### Texte donné
Mon avis: Voilà un livre étrange avec lequel je vais avoir du mal à donner mon avis. Le livre m'intriguait par son côté science-fiction mais au final j'ai été assez déçue.
L'auteur souhaite nous montrer ce que cela fait d'être adolescent avec les problèmes liés à cet période et surtout l'influence qu'exerce entre eux les ados, le rapport parfois complexe fille/garçon. Malheureusement, je n'ai pas accroché avec la façon dont elle traite le sujet. 
Les personnages et l'histoire en elle-même sont totalement farfelus. Je m'y attendais un peu mais pas à ce point-là! De plus, je ne voyais pas où l'auteur voulait m'amener. J'ai eu trop souvent l'impression que l'histoire tournait en rond avec des personnages complètement foldingues! J'ai vraiment ressentie une sensation d'enfermement pendant ma lecture avec l'intrigue qui n’avançait pas. Je me suis ennuyée du coup.
C'est dommage parce que l'idée de départ était intéressante mais je n'ai pas accroché avec la façon de faire.


 ♥ ♥ ♥

Je tiens à remercier les éditions Denoël pour ce partenariat et cette lecture


Un mot sur l'auteur:  Journaliste espagnole culturelle et littérature pour différents journaux et magazines. Elle est considérée comme l'une des révélations littéraires espagnoles.  La chica zombie est son premier roman publié en France.


jeudi 6 novembre 2014

Le puits de Ivan Repila

Date de parution: Octobre 2014
Éditions: Denoël 
Nombre de pages: 112 pages

ISBN: 9782207117682
Traduction:  Margot Nguyen Béraud


Quatrième de couverture:  Deux frères, le Grand et le Petit, sont prisonniers au fond d’un puits de terre, au milieu d’une forêt. Ils tentent de s’échapper, sans succès. Les loups, la soif, les pluies torrentielles : ils survivent à tous les dangers. À leurs côtés, un sac de victuailles donné par la mère, mais ils ont interdiction d’y toucher. Jour après jour, le Petit s’affaiblit. S’il doit sauver son frère, le Grand doit risquer sa vie. Le Petit sortira-t-il? Le Grand survivra-t-il? Comment surtout se sont-ils retrouvés là? 


Mon avis:  Dès les premières pages de ce livre je me suis trouvée dans un monde étrange, un peu onirique et au langage poétique
Je me suis demandée également si le texte n'était pas une sorte d'allégorie, de symbole sur la condition des pauvres et des riches dans notre société. Je ne suis pas certaine de cela mais certains éléments de l'histoire m'ont en tout cas fait penser à cela: les pauvres (ici les enfants) qui vivent dans un puits et se nourrissent d'asticots... et les riches à la surface qui vivent comme bon leur semble et ne manquent de rien.

Quasiment de suite je me suis demandée où était leur mère et pourquoi ils se sont retrouvés coincés dans ce puits ? Que de questions qui ne trouvent de réponses qu'à la fin du texte et quelle fin!!

### Liste des tâches
A – Répondez aux questions suivantes d'après le texte.
(i) Selon le mot sur l'auteur, quel est le premier roman de la journaliste espagnole publié en France ?
(ii) Combien de pages compte « Le puits » ?
(iii) D'après la quatrième de couverture, qui a donné le sac de victuailles aux deux frères ?
B – Indiquez si chacune des affirmations suivantes est conforme au texte, et citez les mots qui le montrent.
(i) Dans le premier avis, l'intrigue est décrite comme avançant rapidement.
(ii) « Le puits » est paru en octobre 2014.
(iii) Les deux frères ont le droit de manger le contenu du sac.
Les lignes ne servent pas pour ce travail.

### Lignes fournies
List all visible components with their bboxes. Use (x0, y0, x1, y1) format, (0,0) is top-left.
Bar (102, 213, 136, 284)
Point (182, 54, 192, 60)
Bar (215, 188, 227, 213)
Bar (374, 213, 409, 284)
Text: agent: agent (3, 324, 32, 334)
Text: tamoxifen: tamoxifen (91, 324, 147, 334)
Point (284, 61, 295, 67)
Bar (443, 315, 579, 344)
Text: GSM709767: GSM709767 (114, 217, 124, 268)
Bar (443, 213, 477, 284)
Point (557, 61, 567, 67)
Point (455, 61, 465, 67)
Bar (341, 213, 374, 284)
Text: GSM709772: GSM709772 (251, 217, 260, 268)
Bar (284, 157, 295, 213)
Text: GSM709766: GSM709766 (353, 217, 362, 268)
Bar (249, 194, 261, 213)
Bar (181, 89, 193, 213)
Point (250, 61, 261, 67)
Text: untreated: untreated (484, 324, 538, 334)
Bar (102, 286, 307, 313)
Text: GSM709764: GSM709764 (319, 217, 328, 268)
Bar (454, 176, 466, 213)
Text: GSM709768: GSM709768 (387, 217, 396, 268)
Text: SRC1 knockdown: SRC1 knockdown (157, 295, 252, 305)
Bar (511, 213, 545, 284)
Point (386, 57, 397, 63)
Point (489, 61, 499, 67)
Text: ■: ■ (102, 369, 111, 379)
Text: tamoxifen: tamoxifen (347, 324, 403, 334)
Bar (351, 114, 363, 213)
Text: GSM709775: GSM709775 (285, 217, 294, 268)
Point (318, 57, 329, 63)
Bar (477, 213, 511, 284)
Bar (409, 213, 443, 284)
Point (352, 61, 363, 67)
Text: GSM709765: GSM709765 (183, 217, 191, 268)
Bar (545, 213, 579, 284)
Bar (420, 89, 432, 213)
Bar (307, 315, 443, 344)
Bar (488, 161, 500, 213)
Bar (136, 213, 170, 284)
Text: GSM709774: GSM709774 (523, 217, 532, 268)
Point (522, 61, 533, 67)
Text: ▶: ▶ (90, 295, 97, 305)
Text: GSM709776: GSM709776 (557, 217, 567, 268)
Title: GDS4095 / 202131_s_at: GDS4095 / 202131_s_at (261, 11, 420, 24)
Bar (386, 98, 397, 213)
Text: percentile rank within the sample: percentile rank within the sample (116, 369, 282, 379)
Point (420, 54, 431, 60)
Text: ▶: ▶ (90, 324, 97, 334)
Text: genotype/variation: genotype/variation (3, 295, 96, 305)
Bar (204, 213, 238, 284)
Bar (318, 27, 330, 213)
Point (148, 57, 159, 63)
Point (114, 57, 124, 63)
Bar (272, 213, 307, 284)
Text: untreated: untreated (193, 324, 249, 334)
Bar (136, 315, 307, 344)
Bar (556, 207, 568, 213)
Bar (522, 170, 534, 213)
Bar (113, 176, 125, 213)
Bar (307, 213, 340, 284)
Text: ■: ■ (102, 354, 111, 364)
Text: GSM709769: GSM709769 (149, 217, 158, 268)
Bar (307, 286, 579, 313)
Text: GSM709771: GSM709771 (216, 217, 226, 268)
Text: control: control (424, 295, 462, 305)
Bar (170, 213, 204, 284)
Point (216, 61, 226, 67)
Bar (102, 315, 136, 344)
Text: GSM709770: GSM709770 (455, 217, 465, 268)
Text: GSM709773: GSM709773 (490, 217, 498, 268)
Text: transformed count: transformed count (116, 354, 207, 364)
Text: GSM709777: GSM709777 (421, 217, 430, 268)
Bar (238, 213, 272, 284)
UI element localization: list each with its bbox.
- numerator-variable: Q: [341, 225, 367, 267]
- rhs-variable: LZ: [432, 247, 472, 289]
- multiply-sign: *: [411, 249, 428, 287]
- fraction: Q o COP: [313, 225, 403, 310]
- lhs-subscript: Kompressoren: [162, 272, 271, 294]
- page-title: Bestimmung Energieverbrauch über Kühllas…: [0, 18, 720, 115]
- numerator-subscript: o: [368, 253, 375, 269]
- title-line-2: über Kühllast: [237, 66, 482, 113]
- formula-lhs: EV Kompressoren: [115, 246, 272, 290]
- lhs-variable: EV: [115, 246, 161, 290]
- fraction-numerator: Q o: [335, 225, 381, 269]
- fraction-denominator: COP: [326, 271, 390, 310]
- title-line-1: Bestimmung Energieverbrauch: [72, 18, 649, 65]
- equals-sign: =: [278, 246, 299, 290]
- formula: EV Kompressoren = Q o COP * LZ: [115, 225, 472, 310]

### Réponses dans l'ordre
A –
(i) La chica zombie.
(ii) 112 pages.
(iii) La mère.

B –
(i) Non : « l'intrigue qui n’avançait pas ».
(ii) Oui : « Date de parution: Octobre 2014 ».
(iii) Non : « mais ils ont interdiction d’y toucher ».